Stored entries:
* BEGIN *

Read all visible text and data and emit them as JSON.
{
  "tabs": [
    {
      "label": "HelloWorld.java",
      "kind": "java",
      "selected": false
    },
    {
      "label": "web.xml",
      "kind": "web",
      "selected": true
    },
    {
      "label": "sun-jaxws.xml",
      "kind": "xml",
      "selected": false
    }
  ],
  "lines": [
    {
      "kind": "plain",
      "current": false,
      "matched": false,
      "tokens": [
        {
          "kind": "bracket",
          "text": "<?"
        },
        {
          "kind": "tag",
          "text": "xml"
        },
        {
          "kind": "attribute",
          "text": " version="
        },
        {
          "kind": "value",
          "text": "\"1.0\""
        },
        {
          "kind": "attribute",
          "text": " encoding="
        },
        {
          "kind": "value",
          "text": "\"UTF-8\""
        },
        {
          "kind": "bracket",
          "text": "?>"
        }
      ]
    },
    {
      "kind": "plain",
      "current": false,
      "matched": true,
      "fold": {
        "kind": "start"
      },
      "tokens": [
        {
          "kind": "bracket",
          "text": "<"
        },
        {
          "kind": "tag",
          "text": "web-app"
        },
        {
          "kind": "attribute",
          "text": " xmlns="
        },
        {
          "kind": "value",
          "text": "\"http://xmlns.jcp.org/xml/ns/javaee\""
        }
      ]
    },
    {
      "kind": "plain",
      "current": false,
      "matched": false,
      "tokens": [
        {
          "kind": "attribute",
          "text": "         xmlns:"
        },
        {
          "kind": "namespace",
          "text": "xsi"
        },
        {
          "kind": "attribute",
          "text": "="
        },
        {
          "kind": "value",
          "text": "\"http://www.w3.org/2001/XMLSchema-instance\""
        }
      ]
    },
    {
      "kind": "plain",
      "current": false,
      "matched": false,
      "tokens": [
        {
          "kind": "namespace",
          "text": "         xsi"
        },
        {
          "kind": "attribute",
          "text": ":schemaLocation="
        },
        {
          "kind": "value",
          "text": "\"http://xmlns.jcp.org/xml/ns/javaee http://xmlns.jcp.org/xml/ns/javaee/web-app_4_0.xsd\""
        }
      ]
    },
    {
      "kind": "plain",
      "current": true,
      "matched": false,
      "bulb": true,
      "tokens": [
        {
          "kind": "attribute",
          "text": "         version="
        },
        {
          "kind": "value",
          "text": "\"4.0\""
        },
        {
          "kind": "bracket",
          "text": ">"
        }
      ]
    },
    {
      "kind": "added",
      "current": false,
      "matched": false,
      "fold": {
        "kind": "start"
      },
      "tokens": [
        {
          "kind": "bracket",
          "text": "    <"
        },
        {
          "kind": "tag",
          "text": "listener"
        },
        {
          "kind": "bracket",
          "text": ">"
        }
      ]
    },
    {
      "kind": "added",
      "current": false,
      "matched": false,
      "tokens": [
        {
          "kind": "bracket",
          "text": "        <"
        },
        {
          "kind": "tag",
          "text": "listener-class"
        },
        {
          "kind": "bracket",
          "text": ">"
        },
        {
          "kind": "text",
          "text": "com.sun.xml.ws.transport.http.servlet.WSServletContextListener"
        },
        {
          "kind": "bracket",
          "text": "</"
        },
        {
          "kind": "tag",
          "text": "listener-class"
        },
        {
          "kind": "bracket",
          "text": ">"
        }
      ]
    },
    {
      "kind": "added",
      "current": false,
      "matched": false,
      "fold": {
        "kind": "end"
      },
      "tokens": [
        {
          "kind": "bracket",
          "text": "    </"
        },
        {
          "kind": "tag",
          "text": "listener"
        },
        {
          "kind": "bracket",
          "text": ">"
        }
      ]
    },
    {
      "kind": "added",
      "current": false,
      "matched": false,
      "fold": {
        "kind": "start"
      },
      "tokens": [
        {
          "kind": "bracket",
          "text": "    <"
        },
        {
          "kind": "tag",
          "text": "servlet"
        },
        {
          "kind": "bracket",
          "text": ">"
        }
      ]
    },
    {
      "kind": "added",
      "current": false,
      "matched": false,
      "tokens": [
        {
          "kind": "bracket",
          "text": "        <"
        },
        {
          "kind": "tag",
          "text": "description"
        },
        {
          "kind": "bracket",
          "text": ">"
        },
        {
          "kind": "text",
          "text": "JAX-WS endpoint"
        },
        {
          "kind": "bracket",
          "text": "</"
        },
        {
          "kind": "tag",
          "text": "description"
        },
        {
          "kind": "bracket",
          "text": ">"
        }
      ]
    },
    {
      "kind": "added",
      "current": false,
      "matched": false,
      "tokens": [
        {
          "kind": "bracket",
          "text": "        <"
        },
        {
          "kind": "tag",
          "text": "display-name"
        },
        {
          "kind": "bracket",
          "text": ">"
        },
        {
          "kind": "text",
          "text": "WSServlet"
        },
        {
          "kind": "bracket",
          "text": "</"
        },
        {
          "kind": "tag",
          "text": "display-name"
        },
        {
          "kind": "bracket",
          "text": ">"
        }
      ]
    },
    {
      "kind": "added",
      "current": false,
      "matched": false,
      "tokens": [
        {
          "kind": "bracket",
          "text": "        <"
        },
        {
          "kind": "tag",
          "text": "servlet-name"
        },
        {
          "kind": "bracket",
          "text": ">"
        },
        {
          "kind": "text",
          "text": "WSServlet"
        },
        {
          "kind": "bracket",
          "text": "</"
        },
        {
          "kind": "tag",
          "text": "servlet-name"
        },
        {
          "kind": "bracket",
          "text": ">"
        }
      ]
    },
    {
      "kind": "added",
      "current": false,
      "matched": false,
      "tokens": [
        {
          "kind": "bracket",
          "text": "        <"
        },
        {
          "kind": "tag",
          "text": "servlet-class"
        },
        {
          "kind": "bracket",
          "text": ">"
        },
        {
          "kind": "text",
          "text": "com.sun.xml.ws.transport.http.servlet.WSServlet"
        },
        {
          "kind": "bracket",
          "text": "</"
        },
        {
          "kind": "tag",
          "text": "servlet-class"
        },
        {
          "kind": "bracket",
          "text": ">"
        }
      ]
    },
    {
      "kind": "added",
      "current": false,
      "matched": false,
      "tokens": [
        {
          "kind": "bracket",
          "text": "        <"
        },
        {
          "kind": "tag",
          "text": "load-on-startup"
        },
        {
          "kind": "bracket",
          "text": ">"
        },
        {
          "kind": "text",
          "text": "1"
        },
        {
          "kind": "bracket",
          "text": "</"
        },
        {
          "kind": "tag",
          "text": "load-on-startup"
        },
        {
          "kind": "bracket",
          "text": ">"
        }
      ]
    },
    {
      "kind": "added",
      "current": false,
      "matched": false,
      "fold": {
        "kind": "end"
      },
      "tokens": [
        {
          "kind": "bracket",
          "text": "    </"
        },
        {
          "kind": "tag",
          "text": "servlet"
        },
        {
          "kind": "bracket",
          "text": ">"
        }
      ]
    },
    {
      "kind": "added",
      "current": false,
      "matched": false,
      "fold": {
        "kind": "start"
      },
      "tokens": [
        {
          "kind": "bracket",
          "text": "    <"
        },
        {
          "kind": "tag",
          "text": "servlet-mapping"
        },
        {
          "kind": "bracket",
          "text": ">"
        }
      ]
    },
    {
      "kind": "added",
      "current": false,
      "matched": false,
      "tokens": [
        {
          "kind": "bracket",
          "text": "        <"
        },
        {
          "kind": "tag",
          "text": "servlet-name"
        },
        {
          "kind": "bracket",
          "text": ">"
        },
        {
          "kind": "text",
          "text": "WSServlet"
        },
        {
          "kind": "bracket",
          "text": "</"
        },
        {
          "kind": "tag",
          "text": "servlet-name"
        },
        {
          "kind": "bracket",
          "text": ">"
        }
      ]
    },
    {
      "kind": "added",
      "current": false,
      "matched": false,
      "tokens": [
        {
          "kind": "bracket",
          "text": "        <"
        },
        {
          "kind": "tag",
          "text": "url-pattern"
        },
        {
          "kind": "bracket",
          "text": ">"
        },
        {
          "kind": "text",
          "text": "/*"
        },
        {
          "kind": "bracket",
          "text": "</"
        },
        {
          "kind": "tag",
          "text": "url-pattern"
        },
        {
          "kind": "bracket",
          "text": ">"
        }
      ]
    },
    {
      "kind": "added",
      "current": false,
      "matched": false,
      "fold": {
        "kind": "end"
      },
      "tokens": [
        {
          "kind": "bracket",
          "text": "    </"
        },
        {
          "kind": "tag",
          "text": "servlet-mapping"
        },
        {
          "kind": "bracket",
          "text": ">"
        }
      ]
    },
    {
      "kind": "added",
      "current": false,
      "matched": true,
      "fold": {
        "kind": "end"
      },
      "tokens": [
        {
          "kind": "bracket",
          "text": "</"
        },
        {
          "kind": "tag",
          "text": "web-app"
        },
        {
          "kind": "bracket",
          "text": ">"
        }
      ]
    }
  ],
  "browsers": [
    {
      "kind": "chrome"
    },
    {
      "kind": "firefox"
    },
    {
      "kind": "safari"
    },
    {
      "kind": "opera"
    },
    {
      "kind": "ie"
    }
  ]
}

* END *

Set task:
Filter the records above and return every line that holds the word "xmlns".

Result below:
          "text": " xmlns="
          "text": "\"http://xmlns.jcp.org/xml/ns/javaee\""
          "text": "         xmlns:"
          "text": "\"http://xmlns.jcp.org/xml/ns/javaee http://xmlns.jcp.org/xml/ns/javaee/web-app_4_0.xsd\""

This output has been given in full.